**Aim of the exercise:** Copy out each line featuring the string "乘势而上" from the entries beneath.

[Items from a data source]

########################################

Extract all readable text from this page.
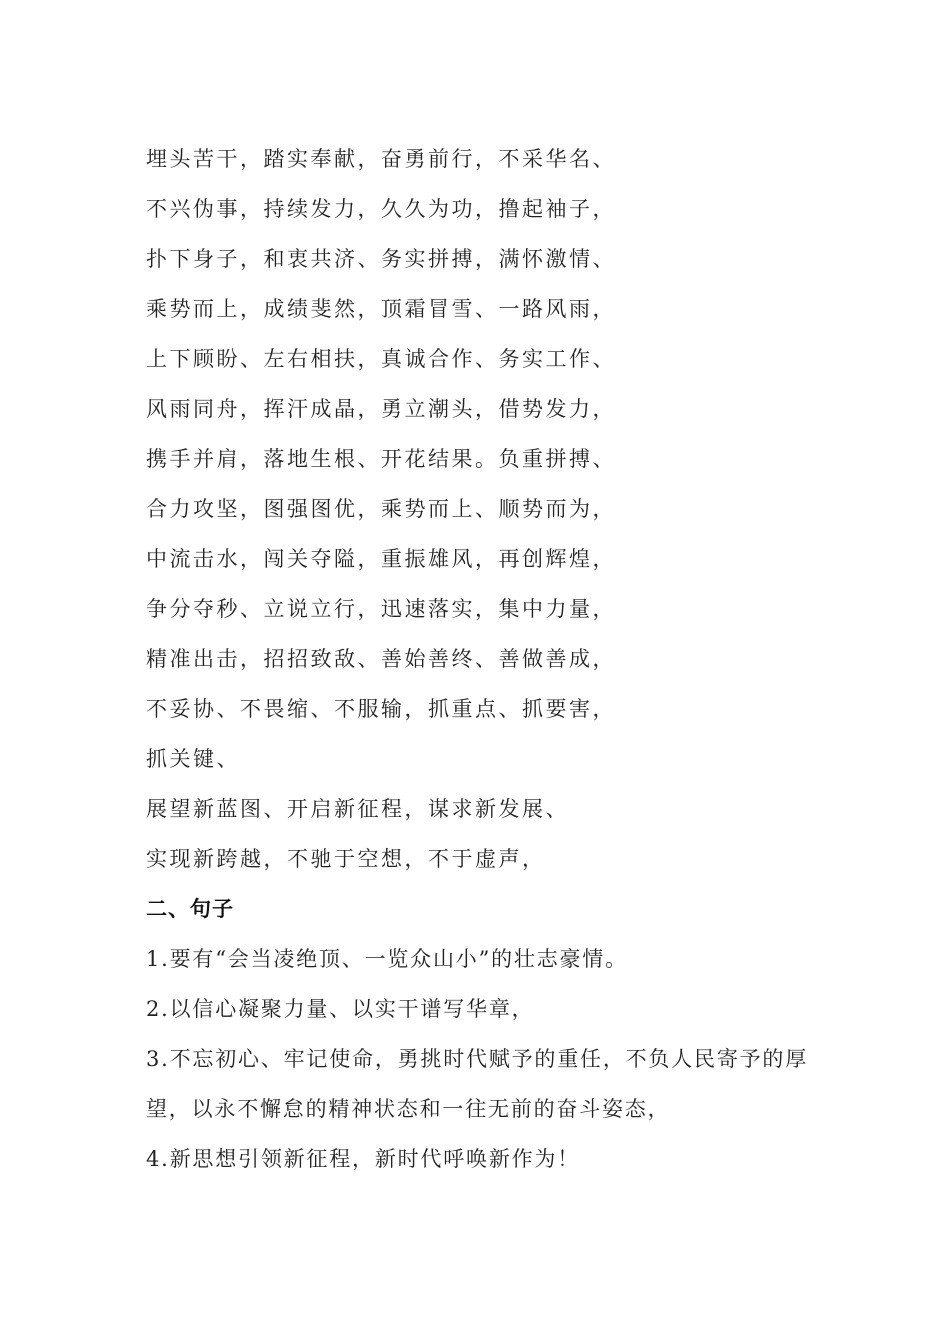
埋头苦干，踏实奉献，奋勇前行，不采华名、
不兴伪事，持续发力，久久为功，撸起袖子，
扑下身子，和衷共济、务实拼搏，满怀激情、
乘势而上，成绩斐然，顶霜冒雪、一路风雨，
上下顾盼、左右相扶，真诚合作、务实工作、
风雨同舟，挥汗成晶，勇立潮头，借势发力，
携手并肩，落地生根、开花结果。负重拼搏、
合力攻坚，图强图优，乘势而上、顺势而为，
中流击水，闯关夺隘，重振雄风，再创辉煌，
争分夺秒、立说立行，迅速落实，集中力量，
精准出击，招招致敌、善始善终、善做善成，
不妥协、不畏缩、不服输，抓重点、抓要害，
抓关键、
展望新蓝图、开启新征程，谋求新发展、
实现新跨越，不驰于空想，不于虚声，
二、句子
1.要有“会当凌绝顶、一览众山小”的壮志豪情。
2.以信心凝聚力量、以实干谱写华章，
3.不忘初心、牢记使命，勇挑时代赋予的重任，不负人民寄予的厚望，以永不懈怠的精神状态和一往无前的奋斗姿态，
4.新思想引领新征程，新时代呼唤新作为！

########################################

**The result:**
乘势而上，成绩斐然，顶霜冒雪、一路风雨，
合力攻坚，图强图优，乘势而上、顺势而为，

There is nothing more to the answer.